From the entries below, list each line with "Microgreens".
═════ Records for this exercise
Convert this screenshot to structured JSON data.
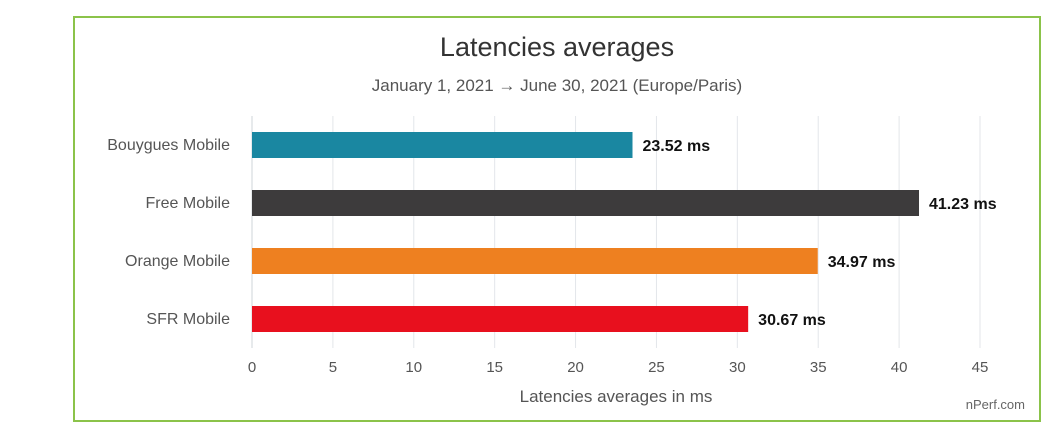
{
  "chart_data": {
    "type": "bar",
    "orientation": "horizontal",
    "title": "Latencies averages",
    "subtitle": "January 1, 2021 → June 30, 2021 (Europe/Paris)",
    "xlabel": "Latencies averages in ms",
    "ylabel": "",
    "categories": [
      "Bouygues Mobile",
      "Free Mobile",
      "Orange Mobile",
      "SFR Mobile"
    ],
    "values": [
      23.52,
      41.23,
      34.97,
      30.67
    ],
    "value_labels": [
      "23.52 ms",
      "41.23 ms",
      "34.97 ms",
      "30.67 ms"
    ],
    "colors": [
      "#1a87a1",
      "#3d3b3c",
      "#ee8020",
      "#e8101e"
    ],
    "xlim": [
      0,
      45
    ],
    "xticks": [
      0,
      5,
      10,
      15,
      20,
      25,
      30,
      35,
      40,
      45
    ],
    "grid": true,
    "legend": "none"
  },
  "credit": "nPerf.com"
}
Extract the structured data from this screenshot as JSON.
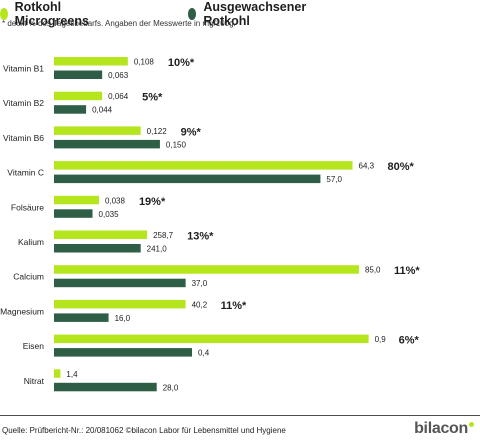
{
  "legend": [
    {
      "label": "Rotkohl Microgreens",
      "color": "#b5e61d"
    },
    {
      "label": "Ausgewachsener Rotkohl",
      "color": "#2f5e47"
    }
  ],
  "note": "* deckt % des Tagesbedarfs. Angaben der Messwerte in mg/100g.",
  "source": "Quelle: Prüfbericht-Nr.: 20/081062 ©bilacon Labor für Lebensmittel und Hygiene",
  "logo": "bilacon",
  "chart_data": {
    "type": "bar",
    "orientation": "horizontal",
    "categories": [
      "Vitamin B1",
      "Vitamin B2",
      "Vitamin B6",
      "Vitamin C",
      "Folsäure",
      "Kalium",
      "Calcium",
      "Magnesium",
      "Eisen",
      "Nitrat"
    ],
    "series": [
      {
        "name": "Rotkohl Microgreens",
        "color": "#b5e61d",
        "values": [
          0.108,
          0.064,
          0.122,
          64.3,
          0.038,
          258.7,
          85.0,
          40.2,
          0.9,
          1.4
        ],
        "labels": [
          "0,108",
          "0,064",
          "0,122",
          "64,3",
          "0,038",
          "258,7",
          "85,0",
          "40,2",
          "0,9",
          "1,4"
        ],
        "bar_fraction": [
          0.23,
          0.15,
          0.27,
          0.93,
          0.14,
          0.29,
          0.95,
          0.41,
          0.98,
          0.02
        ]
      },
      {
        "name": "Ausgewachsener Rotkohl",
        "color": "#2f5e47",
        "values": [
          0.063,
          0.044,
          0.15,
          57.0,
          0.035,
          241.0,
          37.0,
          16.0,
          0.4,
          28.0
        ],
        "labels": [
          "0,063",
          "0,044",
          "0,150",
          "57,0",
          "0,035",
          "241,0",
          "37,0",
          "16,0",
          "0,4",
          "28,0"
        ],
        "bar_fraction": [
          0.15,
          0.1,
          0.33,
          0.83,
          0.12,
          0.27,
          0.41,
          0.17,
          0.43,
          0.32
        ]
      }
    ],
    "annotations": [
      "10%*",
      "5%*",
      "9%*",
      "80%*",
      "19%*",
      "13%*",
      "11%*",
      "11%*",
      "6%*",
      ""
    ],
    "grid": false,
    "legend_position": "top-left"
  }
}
══════════
═════ Records for this exercise
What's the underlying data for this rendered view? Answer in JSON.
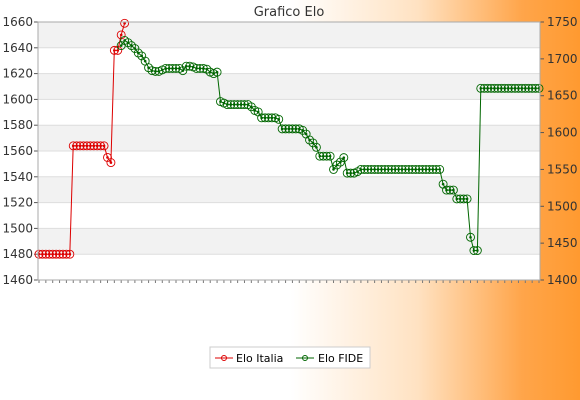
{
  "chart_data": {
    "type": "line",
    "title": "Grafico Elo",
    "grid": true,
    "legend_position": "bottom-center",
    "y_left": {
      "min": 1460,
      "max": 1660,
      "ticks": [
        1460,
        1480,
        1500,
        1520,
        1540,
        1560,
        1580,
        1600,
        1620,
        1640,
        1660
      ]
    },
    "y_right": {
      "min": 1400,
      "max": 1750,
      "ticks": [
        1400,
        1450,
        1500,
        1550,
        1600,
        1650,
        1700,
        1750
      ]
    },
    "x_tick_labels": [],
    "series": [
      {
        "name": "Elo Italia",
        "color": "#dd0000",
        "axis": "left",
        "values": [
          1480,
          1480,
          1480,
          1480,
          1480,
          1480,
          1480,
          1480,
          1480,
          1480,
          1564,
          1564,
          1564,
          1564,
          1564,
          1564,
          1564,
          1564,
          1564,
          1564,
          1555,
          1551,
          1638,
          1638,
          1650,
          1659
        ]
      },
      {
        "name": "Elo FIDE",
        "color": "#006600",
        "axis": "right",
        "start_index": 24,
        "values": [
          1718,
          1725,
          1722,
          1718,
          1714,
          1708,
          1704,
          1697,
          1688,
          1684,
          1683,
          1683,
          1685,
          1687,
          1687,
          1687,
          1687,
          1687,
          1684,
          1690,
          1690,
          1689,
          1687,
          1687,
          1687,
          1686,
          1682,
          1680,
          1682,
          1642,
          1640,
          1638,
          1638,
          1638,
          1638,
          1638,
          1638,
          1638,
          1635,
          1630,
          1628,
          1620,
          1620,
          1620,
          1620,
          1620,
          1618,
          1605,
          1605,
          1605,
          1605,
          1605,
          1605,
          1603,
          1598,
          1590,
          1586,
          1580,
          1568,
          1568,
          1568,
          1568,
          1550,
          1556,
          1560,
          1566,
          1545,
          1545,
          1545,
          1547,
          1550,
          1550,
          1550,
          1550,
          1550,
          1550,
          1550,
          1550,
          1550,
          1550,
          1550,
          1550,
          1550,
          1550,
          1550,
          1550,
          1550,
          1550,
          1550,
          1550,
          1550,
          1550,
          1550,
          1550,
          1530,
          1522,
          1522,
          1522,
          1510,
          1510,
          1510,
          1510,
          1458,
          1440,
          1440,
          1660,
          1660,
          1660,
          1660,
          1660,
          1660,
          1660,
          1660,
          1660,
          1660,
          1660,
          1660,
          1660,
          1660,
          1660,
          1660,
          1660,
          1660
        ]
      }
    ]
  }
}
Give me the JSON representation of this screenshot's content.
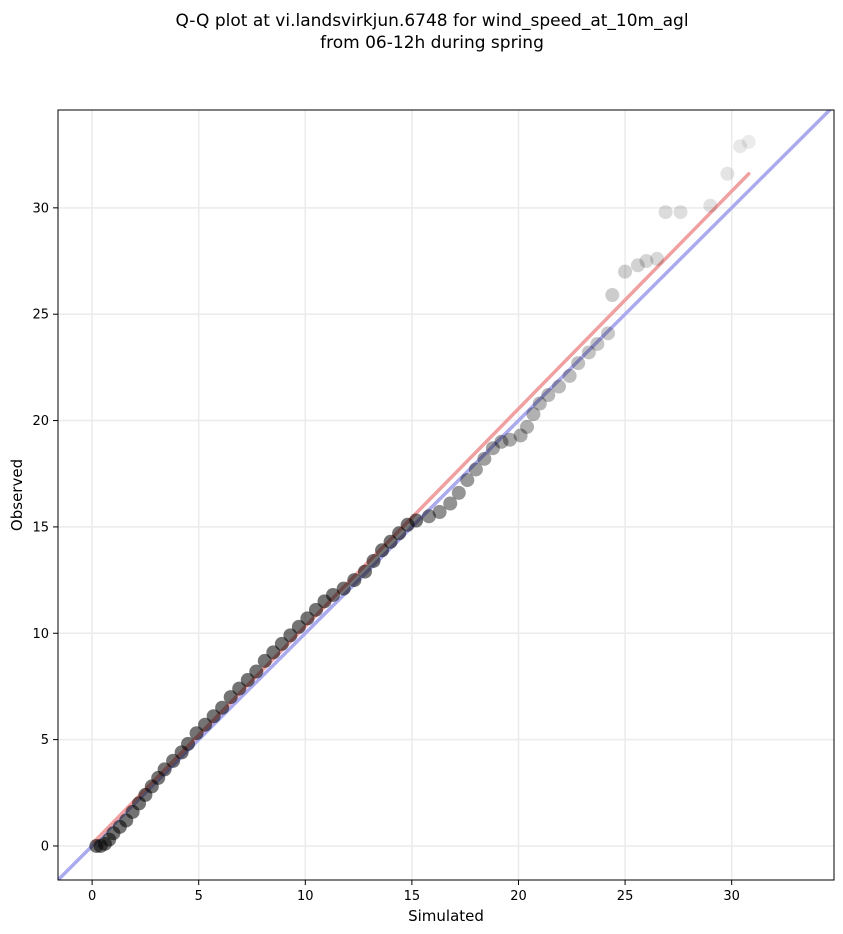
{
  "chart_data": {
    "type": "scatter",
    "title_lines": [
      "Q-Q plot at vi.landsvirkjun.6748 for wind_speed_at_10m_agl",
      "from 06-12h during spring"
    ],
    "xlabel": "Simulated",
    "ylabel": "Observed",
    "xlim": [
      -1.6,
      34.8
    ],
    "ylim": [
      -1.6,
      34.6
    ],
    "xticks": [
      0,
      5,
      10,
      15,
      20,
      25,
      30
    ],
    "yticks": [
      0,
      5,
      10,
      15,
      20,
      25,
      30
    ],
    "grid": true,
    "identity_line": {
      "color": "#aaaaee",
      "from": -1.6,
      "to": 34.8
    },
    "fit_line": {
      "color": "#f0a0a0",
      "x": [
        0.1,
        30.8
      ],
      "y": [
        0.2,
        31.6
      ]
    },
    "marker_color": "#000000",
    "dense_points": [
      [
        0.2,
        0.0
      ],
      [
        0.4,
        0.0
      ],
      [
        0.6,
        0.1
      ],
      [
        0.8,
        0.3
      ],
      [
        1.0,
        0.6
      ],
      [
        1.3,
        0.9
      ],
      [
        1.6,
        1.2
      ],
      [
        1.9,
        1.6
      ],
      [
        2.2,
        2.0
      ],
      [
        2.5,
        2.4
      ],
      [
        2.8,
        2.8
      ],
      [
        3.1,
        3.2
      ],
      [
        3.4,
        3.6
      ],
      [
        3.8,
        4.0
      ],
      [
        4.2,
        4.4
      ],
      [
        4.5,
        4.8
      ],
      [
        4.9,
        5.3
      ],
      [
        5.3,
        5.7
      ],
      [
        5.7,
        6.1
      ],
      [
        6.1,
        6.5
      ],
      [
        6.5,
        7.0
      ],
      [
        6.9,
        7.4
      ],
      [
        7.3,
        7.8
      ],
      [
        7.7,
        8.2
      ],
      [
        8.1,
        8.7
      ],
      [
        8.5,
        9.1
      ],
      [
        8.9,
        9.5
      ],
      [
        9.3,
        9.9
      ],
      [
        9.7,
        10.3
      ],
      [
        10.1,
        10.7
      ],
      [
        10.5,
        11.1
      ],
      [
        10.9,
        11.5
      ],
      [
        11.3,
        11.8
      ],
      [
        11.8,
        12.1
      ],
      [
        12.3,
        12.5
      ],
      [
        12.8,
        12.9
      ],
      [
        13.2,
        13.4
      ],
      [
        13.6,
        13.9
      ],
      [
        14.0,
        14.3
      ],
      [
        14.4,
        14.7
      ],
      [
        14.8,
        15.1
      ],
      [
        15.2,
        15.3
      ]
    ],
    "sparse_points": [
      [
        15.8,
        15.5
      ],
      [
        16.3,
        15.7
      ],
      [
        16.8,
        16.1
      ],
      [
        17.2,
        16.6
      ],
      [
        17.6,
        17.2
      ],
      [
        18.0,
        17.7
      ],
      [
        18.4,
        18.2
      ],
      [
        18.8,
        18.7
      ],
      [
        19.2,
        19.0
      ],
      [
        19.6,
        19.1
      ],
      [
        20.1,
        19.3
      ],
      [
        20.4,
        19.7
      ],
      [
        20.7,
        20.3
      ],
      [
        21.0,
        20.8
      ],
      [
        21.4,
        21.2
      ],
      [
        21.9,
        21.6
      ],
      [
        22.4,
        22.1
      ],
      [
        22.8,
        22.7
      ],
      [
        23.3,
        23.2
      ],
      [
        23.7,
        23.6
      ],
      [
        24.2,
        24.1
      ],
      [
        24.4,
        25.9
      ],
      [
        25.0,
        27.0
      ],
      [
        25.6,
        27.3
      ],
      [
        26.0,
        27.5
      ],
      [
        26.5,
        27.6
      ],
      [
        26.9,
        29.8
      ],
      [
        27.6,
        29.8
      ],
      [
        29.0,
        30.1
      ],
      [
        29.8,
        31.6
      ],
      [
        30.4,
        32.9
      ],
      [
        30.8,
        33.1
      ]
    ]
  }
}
══════════
═════ Records for this exercise
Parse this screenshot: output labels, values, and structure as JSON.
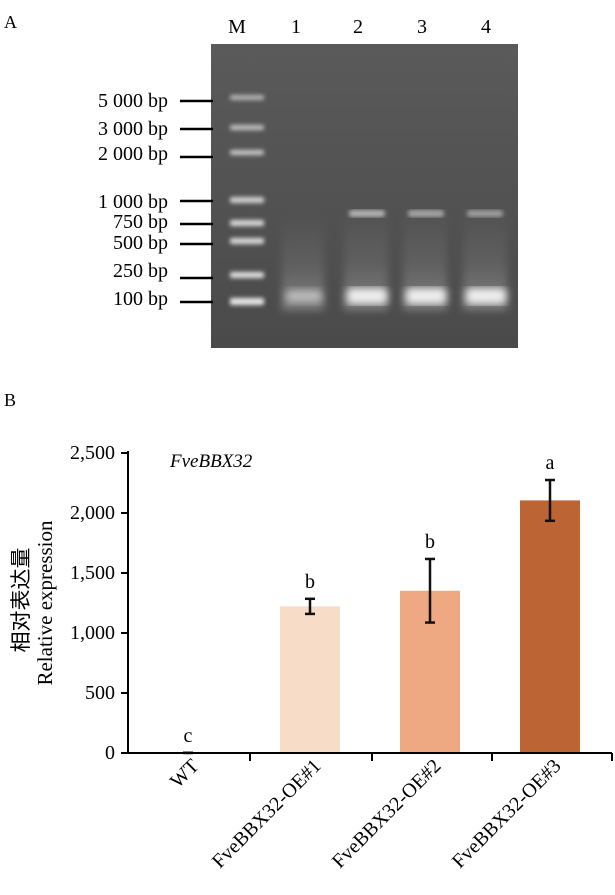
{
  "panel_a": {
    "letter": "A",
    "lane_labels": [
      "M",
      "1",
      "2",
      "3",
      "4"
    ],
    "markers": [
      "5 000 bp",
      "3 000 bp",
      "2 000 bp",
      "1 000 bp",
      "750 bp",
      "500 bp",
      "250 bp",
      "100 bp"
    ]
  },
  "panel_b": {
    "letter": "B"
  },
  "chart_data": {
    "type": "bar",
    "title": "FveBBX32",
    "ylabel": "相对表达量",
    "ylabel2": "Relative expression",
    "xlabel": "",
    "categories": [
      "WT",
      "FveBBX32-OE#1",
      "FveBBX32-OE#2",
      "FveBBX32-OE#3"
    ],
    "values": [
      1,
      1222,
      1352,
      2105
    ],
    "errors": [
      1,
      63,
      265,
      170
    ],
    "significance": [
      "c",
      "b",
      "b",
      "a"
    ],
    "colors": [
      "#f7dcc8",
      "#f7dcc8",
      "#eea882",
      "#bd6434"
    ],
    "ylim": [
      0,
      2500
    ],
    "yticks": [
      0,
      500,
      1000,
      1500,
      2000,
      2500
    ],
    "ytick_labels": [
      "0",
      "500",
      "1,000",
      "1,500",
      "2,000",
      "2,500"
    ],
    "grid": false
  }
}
══════════
## Answer to this exercise
      "label": "Rotkohl Microgreens",
        "name": "Rotkohl Microgreens",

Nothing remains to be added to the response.